[[ Document text open ]]

Ace of Spades Makes a Better Case for Rick Perry’s Candidacy Than Rick Perry Has Managed to, Thus Far…

Ace remains a right-wing favorite for several reasons: his blog has a bracing, the-devil-with-you attitude which diverts nothing from it’s thoroughgoing geekiness, and his commenters, for sheer entertainment, may be the best in the blogosphere (so Breitbart thinks, anyway). But more than this, is Ace himself as a writer. He has a style equally laid-back and brainy, mixing, as it were, the mediciney hobo-blood of Serious Commentary with a spoonful of sugary Valu-Rite. Ace’s long-form rants are digestible, which makes them persuasive.

So it should suprise no one that, when Ace lays it out and says why he still backs Perry, he makes a strong case. Read the whole thing, of course, but in a nutshell, Perry is the guy who knows how to do what needs doing, because, like Reagan, he’ll only do a few things. He’ll be more conservative than Romney, less erratic than Gingrich, and not a yammering, goon-flecked Bircher or up-jumped three-term Representative with more spirit than sense.

And he reminds us, without saying it, that not a single vote has been cast. So Perry might end up surprising us with an unexpected third-place showing in Iowa and New Hampshire, which would make South Carolina and Florida wide open. Of course, that might not happen. R.S. McCain’s why-the-hell-not rebound date Rick Santorum might suddenly show up. Or both of them might end up with this year’s version of Joe-Mentum.

[[ Document text closed ]]
[[ Excerpted records open ]]

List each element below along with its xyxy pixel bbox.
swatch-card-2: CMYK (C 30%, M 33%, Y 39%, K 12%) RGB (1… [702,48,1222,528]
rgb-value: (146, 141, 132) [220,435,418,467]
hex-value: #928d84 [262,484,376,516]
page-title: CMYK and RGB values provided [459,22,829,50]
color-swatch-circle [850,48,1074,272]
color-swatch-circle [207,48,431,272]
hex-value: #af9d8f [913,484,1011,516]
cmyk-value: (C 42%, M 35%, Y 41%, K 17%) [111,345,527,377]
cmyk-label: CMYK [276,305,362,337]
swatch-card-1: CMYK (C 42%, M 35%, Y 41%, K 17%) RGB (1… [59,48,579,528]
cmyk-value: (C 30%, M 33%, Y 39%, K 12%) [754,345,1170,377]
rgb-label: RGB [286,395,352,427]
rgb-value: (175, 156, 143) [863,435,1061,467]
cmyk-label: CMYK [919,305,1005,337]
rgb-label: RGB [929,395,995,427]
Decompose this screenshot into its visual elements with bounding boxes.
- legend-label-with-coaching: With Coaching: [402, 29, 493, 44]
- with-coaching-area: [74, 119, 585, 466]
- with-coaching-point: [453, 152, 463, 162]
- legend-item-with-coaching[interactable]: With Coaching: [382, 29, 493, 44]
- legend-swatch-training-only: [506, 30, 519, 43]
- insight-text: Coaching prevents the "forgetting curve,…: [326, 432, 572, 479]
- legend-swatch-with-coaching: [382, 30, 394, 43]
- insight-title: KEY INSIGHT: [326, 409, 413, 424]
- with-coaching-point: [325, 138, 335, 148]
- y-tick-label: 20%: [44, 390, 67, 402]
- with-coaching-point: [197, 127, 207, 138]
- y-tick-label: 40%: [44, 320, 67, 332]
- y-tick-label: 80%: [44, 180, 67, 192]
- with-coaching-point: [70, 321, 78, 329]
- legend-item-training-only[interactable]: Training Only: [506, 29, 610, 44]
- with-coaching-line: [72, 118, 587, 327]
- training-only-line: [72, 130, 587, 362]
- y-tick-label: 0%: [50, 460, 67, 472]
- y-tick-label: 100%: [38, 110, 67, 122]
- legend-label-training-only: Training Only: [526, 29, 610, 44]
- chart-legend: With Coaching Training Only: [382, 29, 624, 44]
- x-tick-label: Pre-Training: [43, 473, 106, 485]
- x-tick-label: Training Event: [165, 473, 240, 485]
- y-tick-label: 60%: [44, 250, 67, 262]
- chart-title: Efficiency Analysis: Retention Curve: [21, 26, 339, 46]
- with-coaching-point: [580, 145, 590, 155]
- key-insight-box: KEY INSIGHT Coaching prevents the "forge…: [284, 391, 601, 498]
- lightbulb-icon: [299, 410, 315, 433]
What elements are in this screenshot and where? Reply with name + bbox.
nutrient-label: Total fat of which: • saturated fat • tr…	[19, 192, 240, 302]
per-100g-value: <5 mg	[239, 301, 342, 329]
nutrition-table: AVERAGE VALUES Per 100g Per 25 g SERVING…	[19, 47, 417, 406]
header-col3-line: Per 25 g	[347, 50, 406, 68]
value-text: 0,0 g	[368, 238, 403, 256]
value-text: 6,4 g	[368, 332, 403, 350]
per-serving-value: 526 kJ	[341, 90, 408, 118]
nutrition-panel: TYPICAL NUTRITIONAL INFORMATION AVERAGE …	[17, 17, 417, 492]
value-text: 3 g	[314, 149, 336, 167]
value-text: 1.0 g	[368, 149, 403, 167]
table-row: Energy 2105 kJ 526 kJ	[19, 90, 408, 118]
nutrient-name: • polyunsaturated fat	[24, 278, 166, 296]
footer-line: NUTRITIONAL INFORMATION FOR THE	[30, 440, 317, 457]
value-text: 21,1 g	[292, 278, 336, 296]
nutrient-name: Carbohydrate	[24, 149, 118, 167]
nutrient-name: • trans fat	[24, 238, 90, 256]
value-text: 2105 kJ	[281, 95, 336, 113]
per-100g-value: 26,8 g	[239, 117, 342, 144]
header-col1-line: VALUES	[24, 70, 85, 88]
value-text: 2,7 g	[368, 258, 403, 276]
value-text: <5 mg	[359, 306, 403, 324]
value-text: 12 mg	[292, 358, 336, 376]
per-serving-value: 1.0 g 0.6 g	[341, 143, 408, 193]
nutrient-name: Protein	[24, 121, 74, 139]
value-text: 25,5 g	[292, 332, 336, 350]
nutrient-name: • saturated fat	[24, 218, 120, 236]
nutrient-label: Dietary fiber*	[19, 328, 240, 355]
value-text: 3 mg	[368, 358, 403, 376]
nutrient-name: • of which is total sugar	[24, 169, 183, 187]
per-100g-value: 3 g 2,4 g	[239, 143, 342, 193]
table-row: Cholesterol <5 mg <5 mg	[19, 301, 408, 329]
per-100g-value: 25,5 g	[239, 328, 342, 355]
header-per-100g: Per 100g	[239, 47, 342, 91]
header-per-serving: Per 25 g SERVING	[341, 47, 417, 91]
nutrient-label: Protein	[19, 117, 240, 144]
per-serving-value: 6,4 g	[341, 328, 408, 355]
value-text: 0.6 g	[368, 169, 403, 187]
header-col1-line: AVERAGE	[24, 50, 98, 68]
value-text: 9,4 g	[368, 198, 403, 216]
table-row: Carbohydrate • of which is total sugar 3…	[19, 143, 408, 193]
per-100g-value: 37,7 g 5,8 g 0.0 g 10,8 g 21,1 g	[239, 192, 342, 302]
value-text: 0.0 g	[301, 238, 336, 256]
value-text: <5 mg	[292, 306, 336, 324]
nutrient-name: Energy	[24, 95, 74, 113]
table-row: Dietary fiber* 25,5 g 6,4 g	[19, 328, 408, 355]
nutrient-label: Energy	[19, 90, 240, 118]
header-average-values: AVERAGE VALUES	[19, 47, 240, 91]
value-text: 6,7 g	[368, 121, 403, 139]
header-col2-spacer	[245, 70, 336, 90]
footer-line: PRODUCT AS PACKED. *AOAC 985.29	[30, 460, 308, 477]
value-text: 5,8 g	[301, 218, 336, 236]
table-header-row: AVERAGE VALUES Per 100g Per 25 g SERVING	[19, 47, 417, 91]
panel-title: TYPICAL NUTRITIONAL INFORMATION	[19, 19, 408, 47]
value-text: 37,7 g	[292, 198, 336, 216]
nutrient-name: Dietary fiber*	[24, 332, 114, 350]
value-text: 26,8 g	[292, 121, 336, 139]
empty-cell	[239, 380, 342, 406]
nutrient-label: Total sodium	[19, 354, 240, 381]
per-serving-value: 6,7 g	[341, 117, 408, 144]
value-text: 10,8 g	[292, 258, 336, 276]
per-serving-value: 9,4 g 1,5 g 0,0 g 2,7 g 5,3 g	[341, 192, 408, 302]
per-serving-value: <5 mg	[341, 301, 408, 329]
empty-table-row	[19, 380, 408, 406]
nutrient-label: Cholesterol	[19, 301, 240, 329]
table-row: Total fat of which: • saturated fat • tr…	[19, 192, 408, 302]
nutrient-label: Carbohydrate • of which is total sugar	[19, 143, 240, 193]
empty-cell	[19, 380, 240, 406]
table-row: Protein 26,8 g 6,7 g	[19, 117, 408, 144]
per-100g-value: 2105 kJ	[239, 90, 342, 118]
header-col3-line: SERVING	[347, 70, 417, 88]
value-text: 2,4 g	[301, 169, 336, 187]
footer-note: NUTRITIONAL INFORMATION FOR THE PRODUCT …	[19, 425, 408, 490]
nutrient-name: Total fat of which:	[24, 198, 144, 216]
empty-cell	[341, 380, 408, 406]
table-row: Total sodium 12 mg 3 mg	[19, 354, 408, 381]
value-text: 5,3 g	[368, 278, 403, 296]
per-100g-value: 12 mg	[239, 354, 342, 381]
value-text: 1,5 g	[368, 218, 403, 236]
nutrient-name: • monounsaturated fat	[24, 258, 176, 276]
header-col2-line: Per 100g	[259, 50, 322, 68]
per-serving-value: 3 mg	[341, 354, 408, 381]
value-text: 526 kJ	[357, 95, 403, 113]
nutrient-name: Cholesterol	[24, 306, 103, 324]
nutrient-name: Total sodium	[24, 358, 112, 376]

[[ Excerpted records closed ]]

Assignment
Set down, word for word, the entire post on Ace of Spades and Rick Perry's candidacy.

Task result
Ace of Spades Makes a Better Case for Rick Perry’s Candidacy Than Rick Perry Has Managed to, Thus Far…

Ace remains a right-wing favorite for several reasons: his blog has a bracing, the-devil-with-you attitude which diverts nothing from it’s thoroughgoing geekiness, and his commenters, for sheer entertainment, may be the best in the blogosphere (so Breitbart thinks, anyway). But more than this, is Ace himself as a writer. He has a style equally laid-back and brainy, mixing, as it were, the mediciney hobo-blood of Serious Commentary with a spoonful of sugary Valu-Rite. Ace’s long-form rants are digestible, which makes them persuasive.

So it should suprise no one that, when Ace lays it out and says why he still backs Perry, he makes a strong case. Read the whole thing, of course, but in a nutshell, Perry is the guy who knows how to do what needs doing, because, like Reagan, he’ll only do a few things. He’ll be more conservative than Romney, less erratic than Gingrich, and not a yammering, goon-flecked Bircher or up-jumped three-term Representative with more spirit than sense.

And he reminds us, without saying it, that not a single vote has been cast. So Perry might end up surprising us with an unexpected third-place showing in Iowa and New Hampshire, which would make South Carolina and Florida wide open. Of course, that might not happen. R.S. McCain’s why-the-hell-not rebound date Rick Santorum might suddenly show up. Or both of them might end up with this year’s version of Joe-Mentum.